**Do this**
Repeat the data that follows, word for word, without the images.

**Data to use**
-------

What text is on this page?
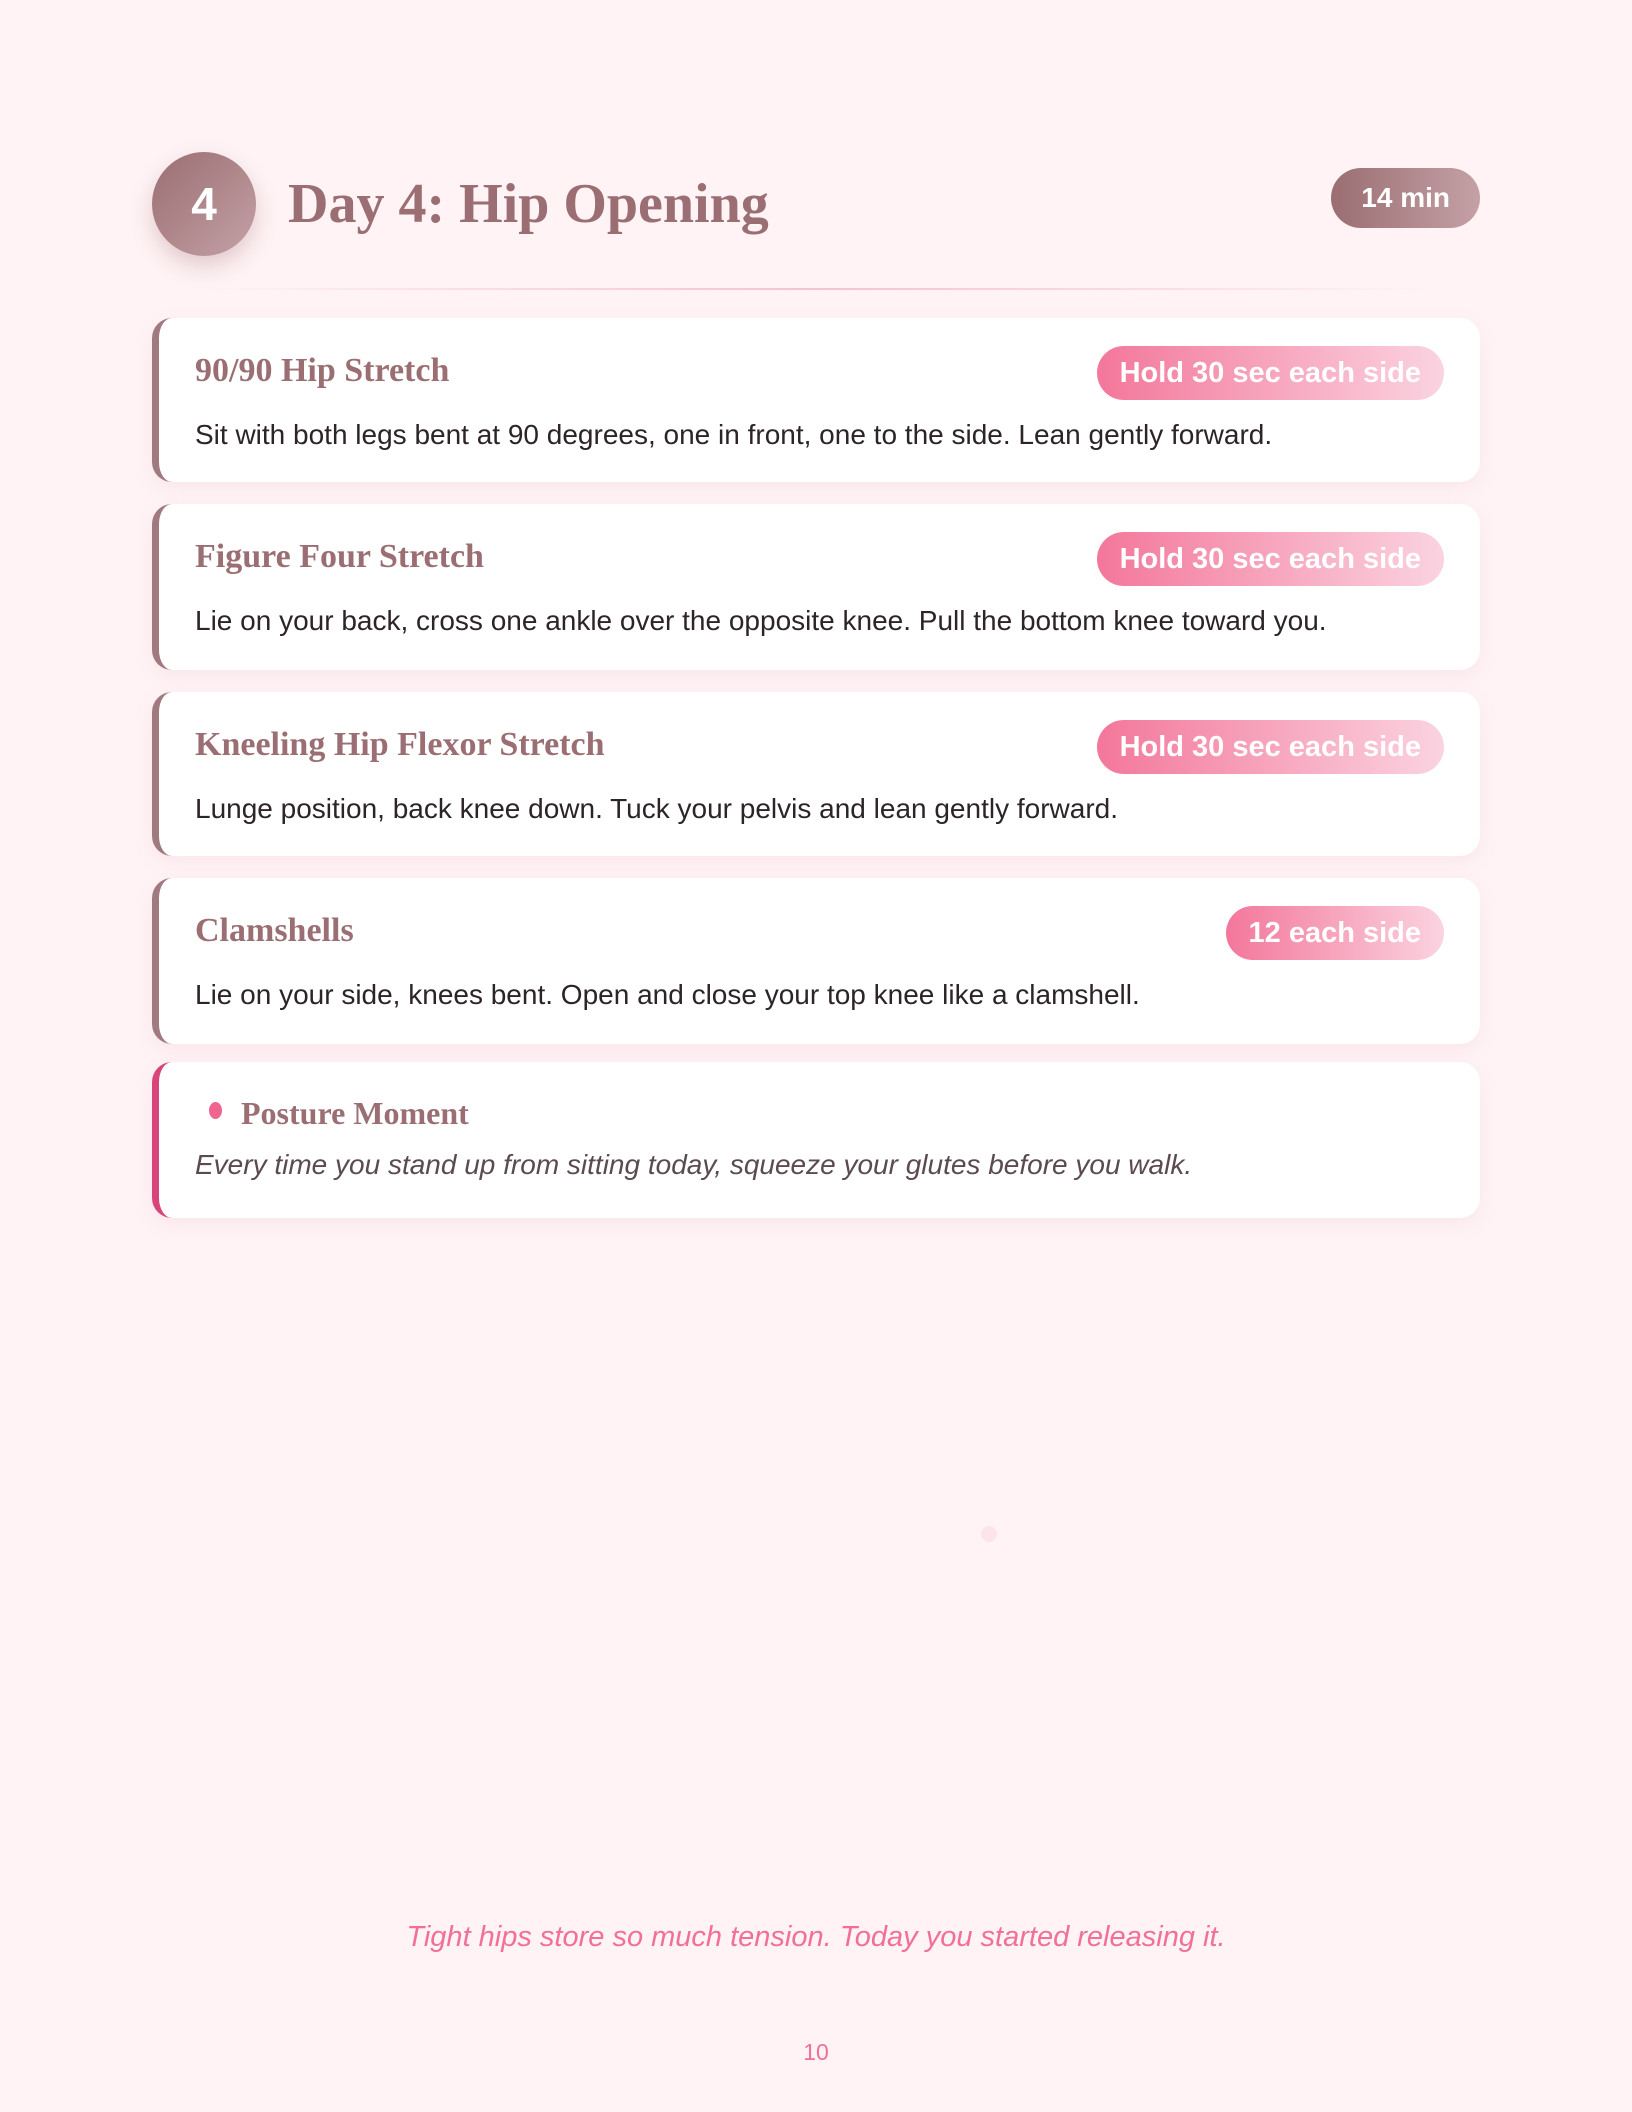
4	Day 4: Hip Opening	14 min
90/90 Hip Stretch	Hold 30 sec each side

Sit with both legs bent at 90 degrees, one in front, one to the side. Lean gently forward.

Figure Four Stretch	Hold 30 sec each side

Lie on your back, cross one ankle over the opposite knee. Pull the bottom knee toward you.

Kneeling Hip Flexor Stretch	Hold 30 sec each side

Lunge position, back knee down. Tuck your pelvis and lean gently forward.

Clamshells	12 each side

Lie on your side, knees bent. Open and close your top knee like a clamshell.

Posture Moment

Every time you stand up from sitting today, squeeze your glutes before you walk.

Tight hips store so much tension. Today you started releasing it.

10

-------

**Completed exercise**
What text is on this page?
4	Day 4: Hip Opening	14 min
90/90 Hip Stretch	Hold 30 sec each side

Sit with both legs bent at 90 degrees, one in front, one to the side. Lean gently forward.

Figure Four Stretch	Hold 30 sec each side

Lie on your back, cross one ankle over the opposite knee. Pull the bottom knee toward you.

Kneeling Hip Flexor Stretch	Hold 30 sec each side

Lunge position, back knee down. Tuck your pelvis and lean gently forward.

Clamshells	12 each side

Lie on your side, knees bent. Open and close your top knee like a clamshell.

Posture Moment

Every time you stand up from sitting today, squeeze your glutes before you walk.

Tight hips store so much tension. Today you started releasing it.

10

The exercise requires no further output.